— The request —
Your task is to copy the material exactly.

Excerpt from a dataset:
::::

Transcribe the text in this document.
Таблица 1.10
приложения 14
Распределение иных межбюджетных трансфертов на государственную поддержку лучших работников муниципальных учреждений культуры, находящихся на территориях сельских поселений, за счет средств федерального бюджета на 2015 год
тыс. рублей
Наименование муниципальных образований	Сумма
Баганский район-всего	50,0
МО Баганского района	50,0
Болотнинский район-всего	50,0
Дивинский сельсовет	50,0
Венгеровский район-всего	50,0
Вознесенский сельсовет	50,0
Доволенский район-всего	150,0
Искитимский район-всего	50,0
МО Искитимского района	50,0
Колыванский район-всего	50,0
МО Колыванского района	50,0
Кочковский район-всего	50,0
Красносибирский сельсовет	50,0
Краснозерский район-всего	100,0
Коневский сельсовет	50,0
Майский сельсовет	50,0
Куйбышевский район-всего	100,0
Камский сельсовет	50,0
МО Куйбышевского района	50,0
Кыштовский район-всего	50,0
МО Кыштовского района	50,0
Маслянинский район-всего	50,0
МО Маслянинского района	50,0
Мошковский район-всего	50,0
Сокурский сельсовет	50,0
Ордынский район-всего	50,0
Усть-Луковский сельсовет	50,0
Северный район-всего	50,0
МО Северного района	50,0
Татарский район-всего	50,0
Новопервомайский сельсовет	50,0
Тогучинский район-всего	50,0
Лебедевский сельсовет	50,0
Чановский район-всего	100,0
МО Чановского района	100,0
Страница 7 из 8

::::

— Task solution —
Transcribe the text in this document.
Таблица 1.10
приложения 14
Распределение иных межбюджетных трансфертов на государственную поддержку лучших работников муниципальных учреждений культуры, находящихся на территориях сельских поселений, за счет средств федерального бюджета на 2015 год
тыс. рублей
Наименование муниципальных образований	Сумма
Баганский район-всего	50,0
МО Баганского района	50,0
Болотнинский район-всего	50,0
Дивинский сельсовет	50,0
Венгеровский район-всего	50,0
Вознесенский сельсовет	50,0
Доволенский район-всего	150,0
Искитимский район-всего	50,0
МО Искитимского района	50,0
Колыванский район-всего	50,0
МО Колыванского района	50,0
Кочковский район-всего	50,0
Красносибирский сельсовет	50,0
Краснозерский район-всего	100,0
Коневский сельсовет	50,0
Майский сельсовет	50,0
Куйбышевский район-всего	100,0
Камский сельсовет	50,0
МО Куйбышевского района	50,0
Кыштовский район-всего	50,0
МО Кыштовского района	50,0
Маслянинский район-всего	50,0
МО Маслянинского района	50,0
Мошковский район-всего	50,0
Сокурский сельсовет	50,0
Ордынский район-всего	50,0
Усть-Луковский сельсовет	50,0
Северный район-всего	50,0
МО Северного района	50,0
Татарский район-всего	50,0
Новопервомайский сельсовет	50,0
Тогучинский район-всего	50,0
Лебедевский сельсовет	50,0
Чановский район-всего	100,0
МО Чановского района	100,0
Страница 7 из 8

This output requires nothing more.